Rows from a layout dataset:
##########
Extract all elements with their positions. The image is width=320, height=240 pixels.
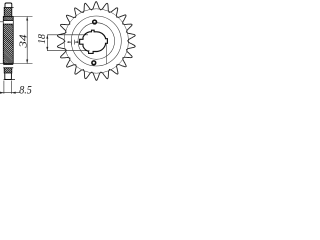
bottom tooth xyxy=(5,73,12,80)
svg-text:18: 18 xyxy=(37,34,48,44)
bottom root line xyxy=(4,79,15,81)
tooth root circle xyxy=(64,9,128,73)
hub outline xyxy=(3,17,13,64)
dimension 18 xyxy=(46,35,89,51)
plate lower band xyxy=(4,64,12,74)
side view cross-section (left) xyxy=(3,3,15,80)
hub circle xyxy=(78,23,115,60)
dimension 8.5 xyxy=(0,81,20,94)
spline bore xyxy=(80,30,108,53)
plate upper band xyxy=(4,7,12,16)
web width dimension arrows xyxy=(67,40,79,45)
dimension 34 xyxy=(0,17,33,64)
bolt hole top xyxy=(93,20,97,24)
top tooth xyxy=(5,3,12,7)
section trace line xyxy=(105,43,107,64)
svg-text:8.5: 8.5 xyxy=(19,84,32,96)
bolt hole bands in section view xyxy=(0,21,13,68)
top tooth root line xyxy=(4,6,14,8)
web recess circle xyxy=(71,16,121,66)
bolt hole bottom xyxy=(92,61,96,65)
svg-text:34: 34 xyxy=(19,34,30,49)
sprocket toothed outer profile xyxy=(57,2,135,81)
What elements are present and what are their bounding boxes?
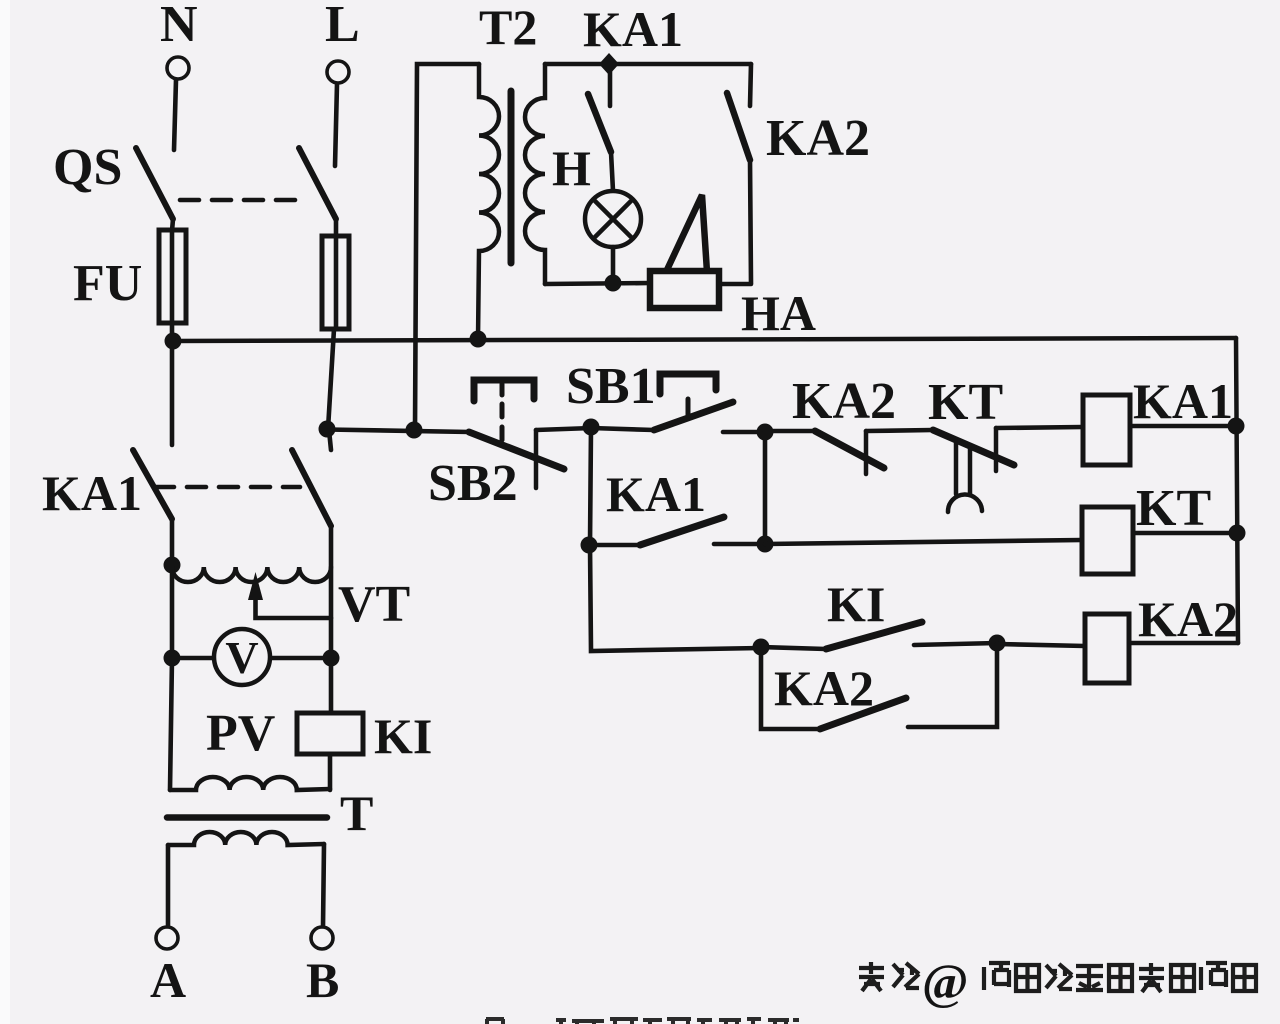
transformer T2 core <box>508 91 515 263</box>
contact KA2 bell branch <box>727 64 870 283</box>
svg-text:KA1: KA1 <box>583 1 683 57</box>
svg-text:V: V <box>225 632 258 683</box>
wire secondary top <box>545 62 751 67</box>
svg-text:KI: KI <box>374 708 432 764</box>
wire left rail V to T <box>170 658 172 790</box>
wire KA2 coil to rail corner <box>1129 641 1238 646</box>
fuse FU 1 <box>159 230 186 323</box>
caption remnant bottom <box>486 1019 799 1024</box>
wire main N bus <box>172 338 1236 341</box>
contact KT NC delay lines <box>956 441 970 494</box>
node junction rail KT <box>1229 525 1246 542</box>
svg-text:T2: T2 <box>479 0 537 55</box>
svg-text:KA2: KA2 <box>766 110 870 167</box>
wire QS to fuse 1 <box>172 219 173 231</box>
svg-text:KT: KT <box>928 374 1003 431</box>
svg-text:KA2: KA2 <box>792 373 896 430</box>
wire T secondary right lead <box>323 844 324 927</box>
node junction T2 bottom on bus <box>470 331 487 348</box>
wire row2 to KA1 pole2 <box>329 430 331 450</box>
wire KA1 holding right lead <box>714 542 766 547</box>
pushbutton SB2 right terminal <box>534 430 539 488</box>
wire KA2 NC to KT NC <box>866 430 933 431</box>
lamp H <box>585 191 641 247</box>
node junction KT row right <box>757 536 774 553</box>
pushbutton SB2 stem <box>500 384 505 442</box>
svg-text:PV: PV <box>206 705 275 762</box>
wire SB2 to SB1 node <box>536 428 592 430</box>
wire left rail x591 upper <box>590 427 591 545</box>
node junction rail KA1 <box>1228 418 1245 435</box>
wire blade to lamp <box>611 152 613 191</box>
wire bell to KA2 branch <box>719 282 751 287</box>
svg-text:KT: KT <box>1136 480 1211 537</box>
pushbutton SB2 cap <box>474 380 534 401</box>
node junction KI row left <box>753 639 770 656</box>
svg-text:SB2: SB2 <box>428 455 518 512</box>
wire fuse1 to bus <box>170 323 175 341</box>
svg-text:@: @ <box>922 953 969 1009</box>
contact KA1 lamp blade <box>588 94 611 152</box>
wire KT NC to KA1 coil <box>996 427 1083 428</box>
svg-text:H: H <box>552 140 591 196</box>
svg-text:KA1: KA1 <box>1133 373 1233 429</box>
transformer T core <box>167 814 327 821</box>
svg-text:HA: HA <box>741 285 816 341</box>
svg-text:A: A <box>150 952 186 1008</box>
transformer T primary winding <box>170 777 330 790</box>
coil KI <box>297 713 363 754</box>
node junction SB1 left <box>583 419 600 436</box>
node junction VT left <box>164 557 181 574</box>
node B terminal <box>306 927 339 1008</box>
wire right rail x765 <box>763 432 768 544</box>
contact KA1 switch linkage dashed <box>155 485 300 490</box>
meter PV <box>172 629 331 685</box>
wire row2 L rail <box>327 430 470 433</box>
wire V right to KI coil <box>329 658 334 713</box>
node junction lamp bottom <box>605 275 622 292</box>
wire N lead down <box>174 80 176 150</box>
transformer T2 primary winding <box>478 64 499 339</box>
autotransformer VT tap arrow <box>248 572 331 618</box>
node junction V left <box>164 650 181 667</box>
svg-text:KI: KI <box>827 576 885 632</box>
contact KI blade <box>826 622 922 649</box>
fuse FU 2 <box>322 236 349 329</box>
node L terminal <box>325 0 360 83</box>
pushbutton SB1 blade <box>654 402 733 430</box>
wire T secondary left lead <box>166 845 171 927</box>
wire KT coil to rail <box>1133 531 1237 536</box>
svg-text:KA2: KA2 <box>1138 591 1238 647</box>
wire lamp to bottom <box>611 247 616 284</box>
node junction KT row left <box>581 537 598 554</box>
transformer T2 primary top lead <box>415 64 479 430</box>
switch QS pole 2 <box>299 148 336 219</box>
wire SB1 right lead <box>723 430 766 435</box>
node junction SB1 right <box>757 424 774 441</box>
svg-text:FU: FU <box>73 255 142 312</box>
node junction row2 fuse <box>319 421 336 438</box>
coil KA2 <box>1085 614 1129 683</box>
watermark <box>859 953 1256 1009</box>
contact KA2 NC terminal <box>864 431 869 474</box>
coil KT <box>1082 507 1133 574</box>
svg-text:QS: QS <box>53 139 122 196</box>
wire left rail VT to V <box>170 566 175 658</box>
wire pole2 to V right rail <box>329 526 334 658</box>
wire KI coil to T primary <box>328 754 333 790</box>
contact KA2 parallel branch <box>761 643 997 729</box>
transformer T secondary winding <box>168 832 324 845</box>
contact KA2 NC left lead <box>765 429 815 434</box>
wire N rail to KA1 switch <box>170 341 175 445</box>
node junction lamp branch top <box>599 53 619 75</box>
wire SB1 left lead <box>591 428 654 430</box>
svg-text:SB1: SB1 <box>566 358 656 415</box>
svg-text:T: T <box>340 785 373 841</box>
bell HA flag <box>666 195 707 272</box>
pushbutton SB2 blade <box>469 432 564 469</box>
wire right rail <box>1236 338 1238 643</box>
pushbutton SB1 stem <box>686 399 691 415</box>
pushbutton SB1 cap <box>660 374 716 394</box>
node junction bus left <box>165 333 182 350</box>
transformer T2 secondary winding <box>525 64 545 284</box>
wire KT row <box>765 540 1082 544</box>
wire pole1 to VT <box>170 519 175 566</box>
switch QS linkage dashed <box>180 198 308 203</box>
autotransformer VT winding <box>172 567 331 582</box>
wire QS to fuse 2 <box>334 219 339 237</box>
contact KT NC blade <box>933 430 1014 465</box>
wire left rail x591 lower <box>590 545 761 651</box>
node junction row2 T2 lead <box>406 422 423 439</box>
switch QS pole 1 <box>136 148 173 219</box>
contact KA1 switch pole 1 <box>133 450 172 519</box>
wire KI left lead <box>761 647 826 649</box>
wire KI right lead <box>914 643 997 645</box>
svg-text:KA2: KA2 <box>774 660 874 716</box>
wire KA1 coil to rail <box>1130 424 1236 429</box>
node N terminal <box>160 0 198 79</box>
contact KA1 holding left lead <box>589 543 640 548</box>
node A terminal <box>150 927 186 1008</box>
wire fuse2 down to row2 <box>328 329 334 429</box>
contact KT NC delay arc <box>948 495 982 512</box>
wire secondary bottom left <box>545 283 650 284</box>
node junction V right <box>323 650 340 667</box>
svg-text:N: N <box>160 0 198 53</box>
node junction KI row right <box>989 635 1006 652</box>
contact KT NC terminal <box>994 428 999 471</box>
svg-text:VT: VT <box>338 576 410 633</box>
contact KA2 NC blade <box>815 431 884 468</box>
coil KA1 <box>1083 395 1130 465</box>
svg-text:L: L <box>325 0 360 53</box>
contact KA1 switch pole 2 <box>292 450 331 526</box>
wire lamp branch upper <box>608 68 613 106</box>
wire L lead down <box>335 84 337 166</box>
contact KA1 holding blade <box>640 517 724 545</box>
wire KI row to KA2 coil <box>997 644 1085 646</box>
svg-text:KA1: KA1 <box>42 465 142 521</box>
svg-text:KA1: KA1 <box>606 466 706 522</box>
bell HA box <box>650 271 719 308</box>
svg-text:B: B <box>306 952 339 1008</box>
##########
#### TASK INSTRUCTIONS
Identify every line in the listing above that contains the string "primary", and copy each one.

#### EXERCISE RESPONSE
transformer T primary winding <box>170 777 330 790</box>
transformer T2 primary winding <box>478 64 499 339</box>
transformer T2 primary top lead <box>415 64 479 430</box>
wire KI coil to T primary <box>328 754 333 790</box>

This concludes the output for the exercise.